• Job: Quote the records beneath, complete and exact. Leave out images.

Entries from a visual dataset:
Begin

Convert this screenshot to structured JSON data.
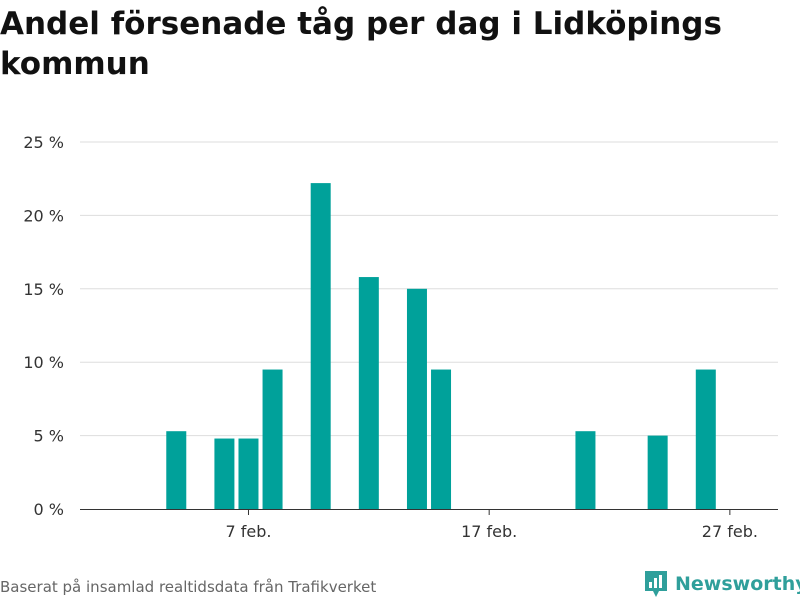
{
  "chart_data": {
    "type": "bar",
    "title": "Andel försenade tåg per dag i Lidköpings kommun",
    "xlabel": "",
    "ylabel": "",
    "ylim": [
      0,
      25
    ],
    "y_ticks": [
      "0 %",
      "5 %",
      "10 %",
      "15 %",
      "20 %",
      "25 %"
    ],
    "y_tick_values": [
      0,
      5,
      10,
      15,
      20,
      25
    ],
    "x_range": [
      "2021-01-31",
      "2021-03-01"
    ],
    "x_ticks": [
      "7 feb.",
      "17 feb.",
      "27 feb."
    ],
    "x_tick_dates": [
      "2021-02-07",
      "2021-02-17",
      "2021-02-27"
    ],
    "grid": true,
    "bar_color": "#00a19a",
    "x": [
      "2021-02-04",
      "2021-02-06",
      "2021-02-07",
      "2021-02-08",
      "2021-02-10",
      "2021-02-12",
      "2021-02-14",
      "2021-02-15",
      "2021-02-16",
      "2021-02-17",
      "2021-02-18",
      "2021-02-19",
      "2021-02-20",
      "2021-02-21",
      "2021-02-22",
      "2021-02-23",
      "2021-02-24",
      "2021-02-25",
      "2021-02-26",
      "2021-02-27",
      "2021-02-28"
    ],
    "values": [
      5.3,
      4.8,
      4.8,
      9.5,
      22.2,
      15.8,
      15.0,
      9.5,
      0,
      0,
      0,
      0,
      0,
      5.3,
      0,
      0,
      5.0,
      0,
      9.5,
      0,
      0
    ]
  },
  "footer": {
    "source": "Baserat på insamlad realtidsdata från Trafikverket",
    "brand": "Newsworthy"
  },
  "colors": {
    "brand": "#2f9f9b",
    "grid": "#dddddd",
    "axis": "#333333"
  }
}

End

• Output of the task:
Convert this screenshot to structured JSON data.
{
  "chart_data": {
    "type": "bar",
    "title": "Andel försenade tåg per dag i Lidköpings kommun",
    "xlabel": "",
    "ylabel": "",
    "ylim": [
      0,
      25
    ],
    "y_ticks": [
      "0 %",
      "5 %",
      "10 %",
      "15 %",
      "20 %",
      "25 %"
    ],
    "y_tick_values": [
      0,
      5,
      10,
      15,
      20,
      25
    ],
    "x_range": [
      "2021-01-31",
      "2021-03-01"
    ],
    "x_ticks": [
      "7 feb.",
      "17 feb.",
      "27 feb."
    ],
    "x_tick_dates": [
      "2021-02-07",
      "2021-02-17",
      "2021-02-27"
    ],
    "grid": true,
    "bar_color": "#00a19a",
    "x": [
      "2021-02-04",
      "2021-02-06",
      "2021-02-07",
      "2021-02-08",
      "2021-02-10",
      "2021-02-12",
      "2021-02-14",
      "2021-02-15",
      "2021-02-16",
      "2021-02-17",
      "2021-02-18",
      "2021-02-19",
      "2021-02-20",
      "2021-02-21",
      "2021-02-22",
      "2021-02-23",
      "2021-02-24",
      "2021-02-25",
      "2021-02-26",
      "2021-02-27",
      "2021-02-28"
    ],
    "values": [
      5.3,
      4.8,
      4.8,
      9.5,
      22.2,
      15.8,
      15.0,
      9.5,
      0,
      0,
      0,
      0,
      0,
      5.3,
      0,
      0,
      5.0,
      0,
      9.5,
      0,
      0
    ]
  },
  "footer": {
    "source": "Baserat på insamlad realtidsdata från Trafikverket",
    "brand": "Newsworthy"
  },
  "colors": {
    "brand": "#2f9f9b",
    "grid": "#dddddd",
    "axis": "#333333"
  }
}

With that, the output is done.